Task statement: Present the following data again exactly as it is shown.

Information supplied:
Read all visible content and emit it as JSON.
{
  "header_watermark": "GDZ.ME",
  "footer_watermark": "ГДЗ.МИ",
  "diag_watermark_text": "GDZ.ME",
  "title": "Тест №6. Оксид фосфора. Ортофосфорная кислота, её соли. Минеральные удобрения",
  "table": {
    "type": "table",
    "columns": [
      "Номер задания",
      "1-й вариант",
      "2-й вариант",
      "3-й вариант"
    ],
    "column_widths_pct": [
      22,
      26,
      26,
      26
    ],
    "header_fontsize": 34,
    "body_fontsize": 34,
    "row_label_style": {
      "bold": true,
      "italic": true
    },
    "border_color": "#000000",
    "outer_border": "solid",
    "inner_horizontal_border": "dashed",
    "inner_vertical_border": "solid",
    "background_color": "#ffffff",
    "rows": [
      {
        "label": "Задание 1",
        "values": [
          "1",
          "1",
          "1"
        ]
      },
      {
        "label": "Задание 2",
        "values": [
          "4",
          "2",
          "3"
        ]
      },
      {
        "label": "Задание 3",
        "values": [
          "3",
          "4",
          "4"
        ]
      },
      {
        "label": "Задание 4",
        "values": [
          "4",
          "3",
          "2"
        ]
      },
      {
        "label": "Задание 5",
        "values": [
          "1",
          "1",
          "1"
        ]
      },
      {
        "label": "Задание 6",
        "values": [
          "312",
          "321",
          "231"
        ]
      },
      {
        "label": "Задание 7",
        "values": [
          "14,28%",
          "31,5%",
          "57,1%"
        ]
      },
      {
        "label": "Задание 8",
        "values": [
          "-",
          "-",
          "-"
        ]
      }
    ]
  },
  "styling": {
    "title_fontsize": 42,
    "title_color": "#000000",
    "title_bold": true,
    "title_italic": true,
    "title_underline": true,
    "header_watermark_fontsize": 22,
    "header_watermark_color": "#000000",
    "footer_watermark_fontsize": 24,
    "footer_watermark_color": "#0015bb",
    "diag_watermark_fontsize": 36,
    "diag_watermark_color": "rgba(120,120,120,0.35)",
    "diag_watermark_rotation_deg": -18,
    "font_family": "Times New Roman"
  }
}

In response:
Read all visible content and emit it as JSON.
{
  "header_watermark": "GDZ.ME",
  "footer_watermark": "ГДЗ.МИ",
  "diag_watermark_text": "GDZ.ME",
  "title": "Тест №6. Оксид фосфора. Ортофосфорная кислота, её соли. Минеральные удобрения",
  "table": {
    "type": "table",
    "columns": [
      "Номер задания",
      "1-й вариант",
      "2-й вариант",
      "3-й вариант"
    ],
    "column_widths_pct": [
      22,
      26,
      26,
      26
    ],
    "header_fontsize": 34,
    "body_fontsize": 34,
    "row_label_style": {
      "bold": true,
      "italic": true
    },
    "border_color": "#000000",
    "outer_border": "solid",
    "inner_horizontal_border": "dashed",
    "inner_vertical_border": "solid",
    "background_color": "#ffffff",
    "rows": [
      {
        "label": "Задание 1",
        "values": [
          "1",
          "1",
          "1"
        ]
      },
      {
        "label": "Задание 2",
        "values": [
          "4",
          "2",
          "3"
        ]
      },
      {
        "label": "Задание 3",
        "values": [
          "3",
          "4",
          "4"
        ]
      },
      {
        "label": "Задание 4",
        "values": [
          "4",
          "3",
          "2"
        ]
      },
      {
        "label": "Задание 5",
        "values": [
          "1",
          "1",
          "1"
        ]
      },
      {
        "label": "Задание 6",
        "values": [
          "312",
          "321",
          "231"
        ]
      },
      {
        "label": "Задание 7",
        "values": [
          "14,28%",
          "31,5%",
          "57,1%"
        ]
      },
      {
        "label": "Задание 8",
        "values": [
          "-",
          "-",
          "-"
        ]
      }
    ]
  },
  "styling": {
    "title_fontsize": 42,
    "title_color": "#000000",
    "title_bold": true,
    "title_italic": true,
    "title_underline": true,
    "header_watermark_fontsize": 22,
    "header_watermark_color": "#000000",
    "footer_watermark_fontsize": 24,
    "footer_watermark_color": "#0015bb",
    "diag_watermark_fontsize": 36,
    "diag_watermark_color": "rgba(120,120,120,0.35)",
    "diag_watermark_rotation_deg": -18,
    "font_family": "Times New Roman"
  }
}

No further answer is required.